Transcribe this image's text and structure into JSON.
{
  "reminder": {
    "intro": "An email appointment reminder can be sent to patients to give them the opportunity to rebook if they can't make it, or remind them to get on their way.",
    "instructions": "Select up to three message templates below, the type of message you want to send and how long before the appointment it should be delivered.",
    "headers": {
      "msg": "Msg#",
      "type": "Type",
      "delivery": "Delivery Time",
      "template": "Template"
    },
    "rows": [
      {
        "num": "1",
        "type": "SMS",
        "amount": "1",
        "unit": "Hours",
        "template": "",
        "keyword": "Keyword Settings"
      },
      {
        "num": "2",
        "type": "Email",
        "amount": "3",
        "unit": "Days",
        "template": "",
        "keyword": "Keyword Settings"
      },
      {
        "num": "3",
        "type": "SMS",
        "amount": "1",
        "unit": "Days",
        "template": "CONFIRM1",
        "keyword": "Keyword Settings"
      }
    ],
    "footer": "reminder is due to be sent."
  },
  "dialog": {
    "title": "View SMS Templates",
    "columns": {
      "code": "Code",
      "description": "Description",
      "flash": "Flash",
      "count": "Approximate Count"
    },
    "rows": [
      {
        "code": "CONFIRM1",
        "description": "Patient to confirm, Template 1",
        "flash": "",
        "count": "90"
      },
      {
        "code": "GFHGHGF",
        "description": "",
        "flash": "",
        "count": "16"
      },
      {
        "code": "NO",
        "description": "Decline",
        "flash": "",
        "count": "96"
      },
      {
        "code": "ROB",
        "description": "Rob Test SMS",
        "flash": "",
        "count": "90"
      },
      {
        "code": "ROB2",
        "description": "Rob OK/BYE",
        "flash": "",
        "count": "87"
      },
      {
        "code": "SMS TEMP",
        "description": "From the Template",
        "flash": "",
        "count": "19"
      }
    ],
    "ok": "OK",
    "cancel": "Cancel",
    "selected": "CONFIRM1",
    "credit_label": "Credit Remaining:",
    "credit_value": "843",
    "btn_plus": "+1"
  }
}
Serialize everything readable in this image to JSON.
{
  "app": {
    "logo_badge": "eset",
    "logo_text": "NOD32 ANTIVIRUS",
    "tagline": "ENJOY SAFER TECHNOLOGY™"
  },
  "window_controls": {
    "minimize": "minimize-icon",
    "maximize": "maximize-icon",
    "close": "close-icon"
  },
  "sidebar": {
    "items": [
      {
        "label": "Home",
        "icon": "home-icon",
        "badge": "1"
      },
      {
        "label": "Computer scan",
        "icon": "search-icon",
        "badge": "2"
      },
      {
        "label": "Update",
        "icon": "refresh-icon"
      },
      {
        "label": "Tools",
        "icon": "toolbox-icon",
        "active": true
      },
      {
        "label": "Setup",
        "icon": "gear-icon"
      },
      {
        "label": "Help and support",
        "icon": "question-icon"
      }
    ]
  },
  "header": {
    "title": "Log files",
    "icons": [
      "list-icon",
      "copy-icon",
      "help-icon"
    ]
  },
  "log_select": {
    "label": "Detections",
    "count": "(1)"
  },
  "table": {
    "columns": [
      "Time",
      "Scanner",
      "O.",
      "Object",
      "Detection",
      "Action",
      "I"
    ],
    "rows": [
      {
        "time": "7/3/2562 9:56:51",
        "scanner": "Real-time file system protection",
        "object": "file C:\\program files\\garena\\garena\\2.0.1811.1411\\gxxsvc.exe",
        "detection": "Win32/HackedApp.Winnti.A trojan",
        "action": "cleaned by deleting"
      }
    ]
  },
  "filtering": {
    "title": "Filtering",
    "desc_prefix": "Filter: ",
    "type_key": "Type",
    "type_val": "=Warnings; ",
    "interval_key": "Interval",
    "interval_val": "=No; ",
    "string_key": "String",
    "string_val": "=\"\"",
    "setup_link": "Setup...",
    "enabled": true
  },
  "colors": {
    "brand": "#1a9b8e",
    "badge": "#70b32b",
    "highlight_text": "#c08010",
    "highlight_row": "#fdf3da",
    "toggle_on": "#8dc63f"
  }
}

────────────────────────────────────────

* _YOUR OBJECTIVE_:
Filter the data for the string "this". Copy each matching line.

* _OUTPUT_:
Transcribe this image's text and structure into JSON.
Serialize everything readable in this image to JSON.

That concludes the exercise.